• _Short exercise_
Gather up the lines that contain "color".

====================

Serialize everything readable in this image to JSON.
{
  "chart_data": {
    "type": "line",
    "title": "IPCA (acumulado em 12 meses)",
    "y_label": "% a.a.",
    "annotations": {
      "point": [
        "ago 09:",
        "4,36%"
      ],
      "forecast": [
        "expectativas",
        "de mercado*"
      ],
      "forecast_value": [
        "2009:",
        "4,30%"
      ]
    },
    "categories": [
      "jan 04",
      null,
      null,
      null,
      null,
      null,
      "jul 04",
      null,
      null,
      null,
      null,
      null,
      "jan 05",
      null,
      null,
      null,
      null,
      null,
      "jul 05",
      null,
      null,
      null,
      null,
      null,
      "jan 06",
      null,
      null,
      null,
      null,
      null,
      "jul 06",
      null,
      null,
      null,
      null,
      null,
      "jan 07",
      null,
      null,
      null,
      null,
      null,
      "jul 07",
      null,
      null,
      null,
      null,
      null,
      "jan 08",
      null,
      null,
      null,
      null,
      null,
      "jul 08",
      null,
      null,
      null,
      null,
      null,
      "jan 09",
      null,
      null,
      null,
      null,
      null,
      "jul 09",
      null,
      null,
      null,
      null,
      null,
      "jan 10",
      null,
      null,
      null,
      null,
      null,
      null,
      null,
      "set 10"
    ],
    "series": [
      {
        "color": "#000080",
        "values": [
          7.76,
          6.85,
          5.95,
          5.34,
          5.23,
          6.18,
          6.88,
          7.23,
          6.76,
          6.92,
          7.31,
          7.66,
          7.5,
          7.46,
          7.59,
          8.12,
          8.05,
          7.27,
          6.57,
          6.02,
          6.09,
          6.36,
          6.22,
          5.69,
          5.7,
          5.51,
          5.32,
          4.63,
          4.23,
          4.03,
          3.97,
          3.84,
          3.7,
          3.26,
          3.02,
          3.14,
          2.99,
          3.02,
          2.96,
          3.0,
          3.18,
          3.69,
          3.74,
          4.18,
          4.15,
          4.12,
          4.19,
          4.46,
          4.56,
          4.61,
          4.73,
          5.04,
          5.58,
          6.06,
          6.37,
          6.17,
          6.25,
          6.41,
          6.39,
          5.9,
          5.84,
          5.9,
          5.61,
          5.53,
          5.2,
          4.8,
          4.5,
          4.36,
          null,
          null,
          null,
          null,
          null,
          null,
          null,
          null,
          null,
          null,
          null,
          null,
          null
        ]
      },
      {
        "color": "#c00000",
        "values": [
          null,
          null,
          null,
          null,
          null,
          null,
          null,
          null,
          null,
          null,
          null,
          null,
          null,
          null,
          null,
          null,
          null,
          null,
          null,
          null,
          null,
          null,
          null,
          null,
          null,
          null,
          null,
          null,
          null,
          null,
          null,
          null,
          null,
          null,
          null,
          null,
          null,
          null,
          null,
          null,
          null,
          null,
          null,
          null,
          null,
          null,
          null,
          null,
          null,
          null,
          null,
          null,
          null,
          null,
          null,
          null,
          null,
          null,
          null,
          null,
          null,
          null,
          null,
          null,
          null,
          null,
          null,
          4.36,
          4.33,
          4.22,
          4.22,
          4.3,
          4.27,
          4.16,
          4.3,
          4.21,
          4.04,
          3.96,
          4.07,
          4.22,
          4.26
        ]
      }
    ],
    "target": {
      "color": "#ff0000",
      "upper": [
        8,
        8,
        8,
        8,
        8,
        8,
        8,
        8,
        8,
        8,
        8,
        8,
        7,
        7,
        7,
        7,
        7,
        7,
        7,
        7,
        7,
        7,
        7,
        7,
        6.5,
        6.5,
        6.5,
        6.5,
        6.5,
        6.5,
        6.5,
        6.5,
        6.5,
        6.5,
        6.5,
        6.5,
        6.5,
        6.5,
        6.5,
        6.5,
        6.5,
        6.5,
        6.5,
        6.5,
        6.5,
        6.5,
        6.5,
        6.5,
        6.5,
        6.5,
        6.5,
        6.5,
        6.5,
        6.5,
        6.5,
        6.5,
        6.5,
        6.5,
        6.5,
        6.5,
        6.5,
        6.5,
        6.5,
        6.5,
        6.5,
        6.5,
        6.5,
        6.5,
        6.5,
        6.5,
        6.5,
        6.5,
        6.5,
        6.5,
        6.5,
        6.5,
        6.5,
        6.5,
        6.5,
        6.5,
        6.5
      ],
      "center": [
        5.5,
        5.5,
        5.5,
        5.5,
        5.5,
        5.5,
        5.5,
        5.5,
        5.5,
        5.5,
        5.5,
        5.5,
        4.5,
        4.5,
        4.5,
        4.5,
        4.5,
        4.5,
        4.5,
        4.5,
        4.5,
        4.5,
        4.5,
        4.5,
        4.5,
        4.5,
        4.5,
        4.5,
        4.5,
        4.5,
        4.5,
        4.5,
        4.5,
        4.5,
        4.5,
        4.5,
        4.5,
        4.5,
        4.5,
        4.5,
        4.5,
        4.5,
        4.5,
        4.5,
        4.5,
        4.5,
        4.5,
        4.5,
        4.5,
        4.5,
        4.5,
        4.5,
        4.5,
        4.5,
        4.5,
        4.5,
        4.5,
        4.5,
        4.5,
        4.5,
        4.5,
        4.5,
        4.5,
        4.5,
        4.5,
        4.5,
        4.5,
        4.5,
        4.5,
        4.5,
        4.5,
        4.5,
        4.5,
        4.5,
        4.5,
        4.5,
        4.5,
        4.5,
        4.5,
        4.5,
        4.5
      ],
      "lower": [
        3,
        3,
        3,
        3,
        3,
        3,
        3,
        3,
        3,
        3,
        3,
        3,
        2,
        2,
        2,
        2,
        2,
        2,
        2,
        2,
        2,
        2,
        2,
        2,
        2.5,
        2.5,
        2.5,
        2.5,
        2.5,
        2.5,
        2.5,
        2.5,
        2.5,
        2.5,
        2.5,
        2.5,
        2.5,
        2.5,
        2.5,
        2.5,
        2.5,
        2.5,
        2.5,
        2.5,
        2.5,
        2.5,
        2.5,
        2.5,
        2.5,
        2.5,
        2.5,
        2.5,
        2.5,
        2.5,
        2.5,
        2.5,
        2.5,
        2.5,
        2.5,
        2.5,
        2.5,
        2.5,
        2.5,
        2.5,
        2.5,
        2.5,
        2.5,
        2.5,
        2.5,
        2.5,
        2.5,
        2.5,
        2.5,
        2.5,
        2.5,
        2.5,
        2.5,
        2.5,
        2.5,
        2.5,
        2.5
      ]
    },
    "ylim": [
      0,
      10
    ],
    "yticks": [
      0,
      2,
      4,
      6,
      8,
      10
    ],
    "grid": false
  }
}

====================

• _Output for this exercise_
        "color": "#000080",
        "color": "#c00000",
      "color": "#ff0000",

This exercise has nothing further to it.